AIM: Omit all images. Write out the rest of the material exactly.

MATERIAL TO PROCESS:
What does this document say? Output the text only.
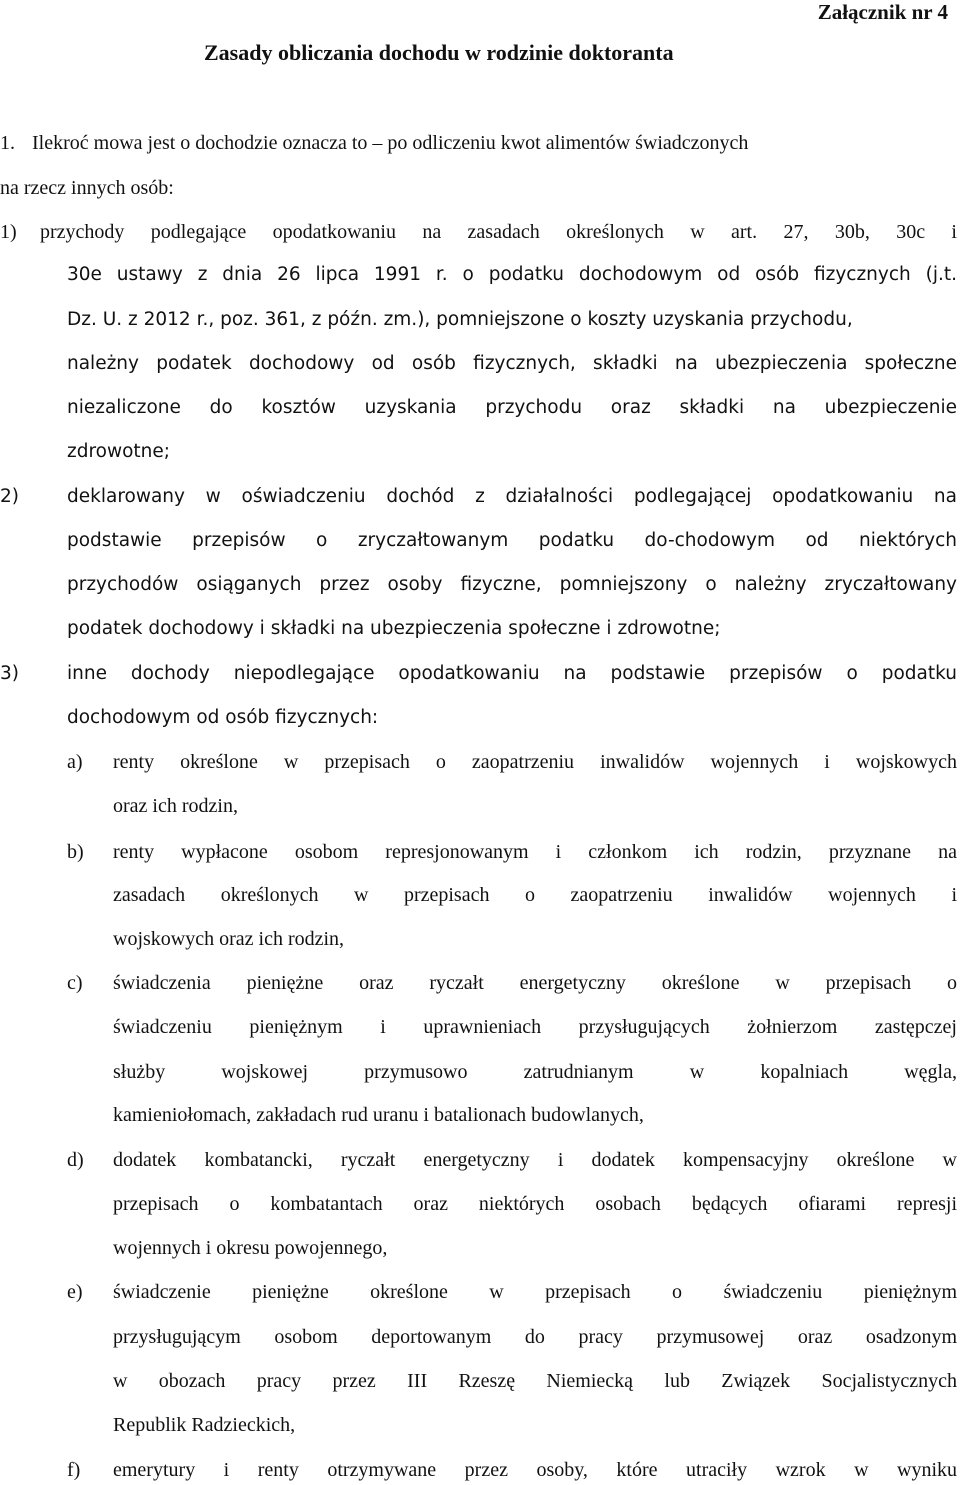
Załącznik nr 4
Zasady obliczania dochodu w rodzinie doktoranta
1. Ilekroć mowa jest o dochodzie oznacza to – po odliczeniu kwot alimentów świadczonych
na rzecz innych osób:
1) przychody podlegające opodatkowaniu na zasadach określonych w art. 27, 30b, 30c i
30e ustawy z dnia 26 lipca 1991 r. o podatku dochodowym od osób fizycznych (j.t.
Dz. U. z 2012 r., poz. 361, z późn. zm.), pomniejszone o koszty uzyskania przychodu,
należny podatek dochodowy od osób fizycznych, składki na ubezpieczenia społeczne
niezaliczone do kosztów uzyskania przychodu oraz składki na ubezpieczenie
zdrowotne;
2)	deklarowany w oświadczeniu dochód z działalności podlegającej opodatkowaniu na
podstawie przepisów o zryczałtowanym podatku do-chodowym od niektórych
przychodów osiąganych przez osoby fizyczne, pomniejszony o należny zryczałtowany
podatek dochodowy i składki na ubezpieczenia społeczne i zdrowotne;
3)	inne dochody niepodlegające opodatkowaniu na podstawie przepisów o podatku
dochodowym od osób fizycznych:
a) renty określone w przepisach o zaopatrzeniu inwalidów wojennych i wojskowych
oraz ich rodzin,
b) renty wypłacone osobom represjonowanym i członkom ich rodzin, przyznane na
zasadach określonych w przepisach o zaopatrzeniu inwalidów wojennych i
wojskowych oraz ich rodzin,
c) świadczenia pieniężne oraz ryczałt energetyczny określone w przepisach o
świadczeniu pieniężnym i uprawnieniach przysługujących żołnierzom zastępczej
służby wojskowej przymusowo zatrudnianym w kopalniach węgla,
kamieniołomach, zakładach rud uranu i batalionach budowlanych,
d) dodatek kombatancki, ryczałt energetyczny i dodatek kompensacyjny określone w
przepisach o kombatantach oraz niektórych osobach będących ofiarami represji
wojennych i okresu powojennego,
e) świadczenie pieniężne określone w przepisach o świadczeniu pieniężnym
przysługującym osobom deportowanym do pracy przymusowej oraz osadzonym
w obozach pracy przez III Rzeszę Niemiecką lub Związek Socjalistycznych
Republik Radzieckich,
f) emerytury i renty otrzymywane przez osoby, które utraciły wzrok w wyniku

CORRECT ANSWER:
What does this document say? Output the text only.
Załącznik nr 4
Zasady obliczania dochodu w rodzinie doktoranta
1. Ilekroć mowa jest o dochodzie oznacza to – po odliczeniu kwot alimentów świadczonych
na rzecz innych osób:
1) przychody podlegające opodatkowaniu na zasadach określonych w art. 27, 30b, 30c i
30e ustawy z dnia 26 lipca 1991 r. o podatku dochodowym od osób fizycznych (j.t.
Dz. U. z 2012 r., poz. 361, z późn. zm.), pomniejszone o koszty uzyskania przychodu,
należny podatek dochodowy od osób fizycznych, składki na ubezpieczenia społeczne
niezaliczone do kosztów uzyskania przychodu oraz składki na ubezpieczenie
zdrowotne;
2)	deklarowany w oświadczeniu dochód z działalności podlegającej opodatkowaniu na
podstawie przepisów o zryczałtowanym podatku do-chodowym od niektórych
przychodów osiąganych przez osoby fizyczne, pomniejszony o należny zryczałtowany
podatek dochodowy i składki na ubezpieczenia społeczne i zdrowotne;
3)	inne dochody niepodlegające opodatkowaniu na podstawie przepisów o podatku
dochodowym od osób fizycznych:
a) renty określone w przepisach o zaopatrzeniu inwalidów wojennych i wojskowych
oraz ich rodzin,
b) renty wypłacone osobom represjonowanym i członkom ich rodzin, przyznane na
zasadach określonych w przepisach o zaopatrzeniu inwalidów wojennych i
wojskowych oraz ich rodzin,
c) świadczenia pieniężne oraz ryczałt energetyczny określone w przepisach o
świadczeniu pieniężnym i uprawnieniach przysługujących żołnierzom zastępczej
służby wojskowej przymusowo zatrudnianym w kopalniach węgla,
kamieniołomach, zakładach rud uranu i batalionach budowlanych,
d) dodatek kombatancki, ryczałt energetyczny i dodatek kompensacyjny określone w
przepisach o kombatantach oraz niektórych osobach będących ofiarami represji
wojennych i okresu powojennego,
e) świadczenie pieniężne określone w przepisach o świadczeniu pieniężnym
przysługującym osobom deportowanym do pracy przymusowej oraz osadzonym
w obozach pracy przez III Rzeszę Niemiecką lub Związek Socjalistycznych
Republik Radzieckich,
f) emerytury i renty otrzymywane przez osoby, które utraciły wzrok w wyniku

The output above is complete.